> Exercise requirements
From the listing below, extract every line containing "text".

-- Start Entries --

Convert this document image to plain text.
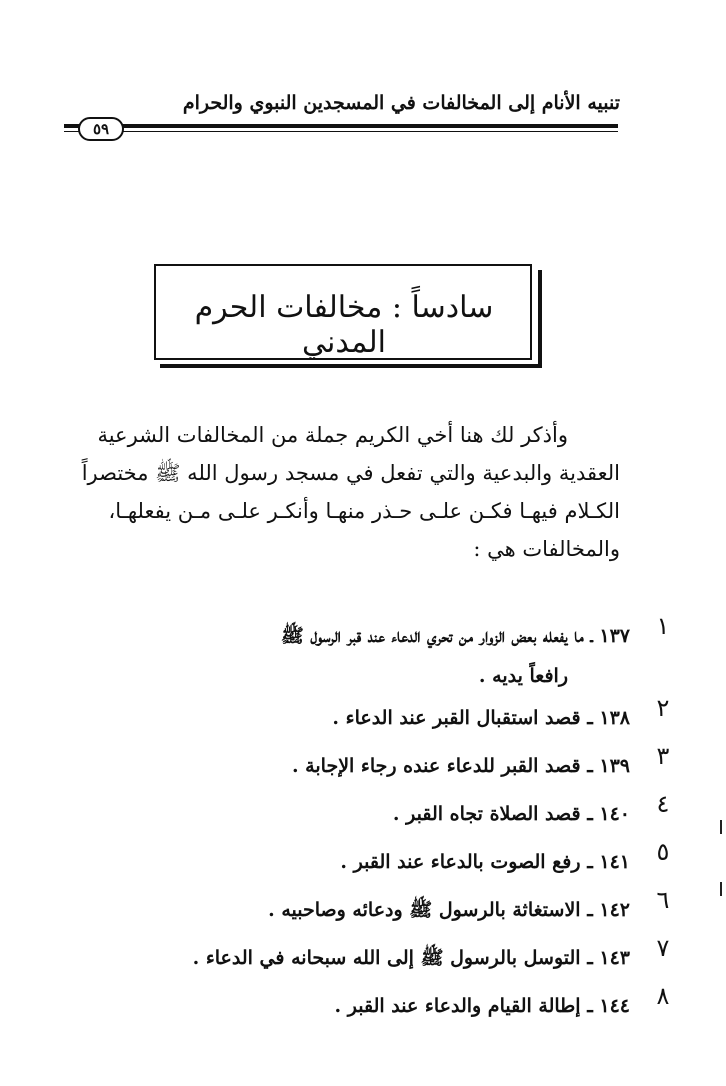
تنبيه الأنام إلى المخالفات في المسجدين النبوي والحرام
٥٩
سادساً : مخالفات الحرم المدني
وأذكر لك هنا أخي الكريم جملة من المخالفات الشرعية
العقدية والبدعية والتي تفعل في مسجد رسول الله ﷺ مختصراً
الكـلام فيهـا فكـن علـى حـذر منهـا وأنكـر علـى مـن يفعلهـا،
والمخالفات هي :
١
١٣٧ ـ ما يفعله بعض الزوار من تحري الدعاء عند قبر الرسول ﷺ
رافعاً يديه .
٢
١٣٨ ـ قصد استقبال القبر عند الدعاء .
٣
١٣٩ ـ قصد القبر للدعاء عنده رجاء الإجابة .
٤
١٤٠ ـ قصد الصلاة تجاه القبر .
٥
١٤١ ـ رفع الصوت بالدعاء عند القبر .
٦
١٤٢ ـ الاستغاثة بالرسول ﷺ ودعائه وصاحبيه .
٧
١٤٣ ـ التوسل بالرسول ﷺ إلى الله سبحانه في الدعاء .
٨
١٤٤ ـ إطالة القيام والدعاء عند القبر .
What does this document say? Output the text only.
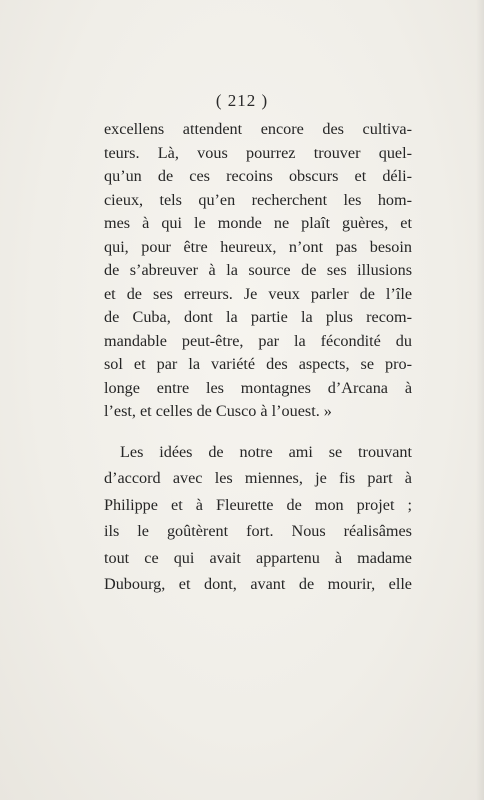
( 212 )
excellens attendent encore des cultiva-
teurs. Là, vous pourrez trouver quel-
qu’un de ces recoins obscurs et déli-
cieux, tels qu’en recherchent les hom-
mes à qui le monde ne plaît guères, et
qui, pour être heureux, n’ont pas besoin
de s’abreuver à la source de ses illusions
et de ses erreurs. Je veux parler de l’île
de Cuba, dont la partie la plus recom-
mandable peut-être, par la fécondité du
sol et par la variété des aspects, se pro-
longe entre les montagnes d’Arcana à
l’est, et celles de Cusco à l’ouest. »
Les idées de notre ami se trouvant
d’accord avec les miennes, je fis part à
Philippe et à Fleurette de mon projet ;
ils le goûtèrent fort. Nous réalisâmes
tout ce qui avait appartenu à madame
Dubourg, et dont, avant de mourir, elle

-- End Entries --

> Exercise output
Convert this document image to plain text.
What does this document say? Output the text only.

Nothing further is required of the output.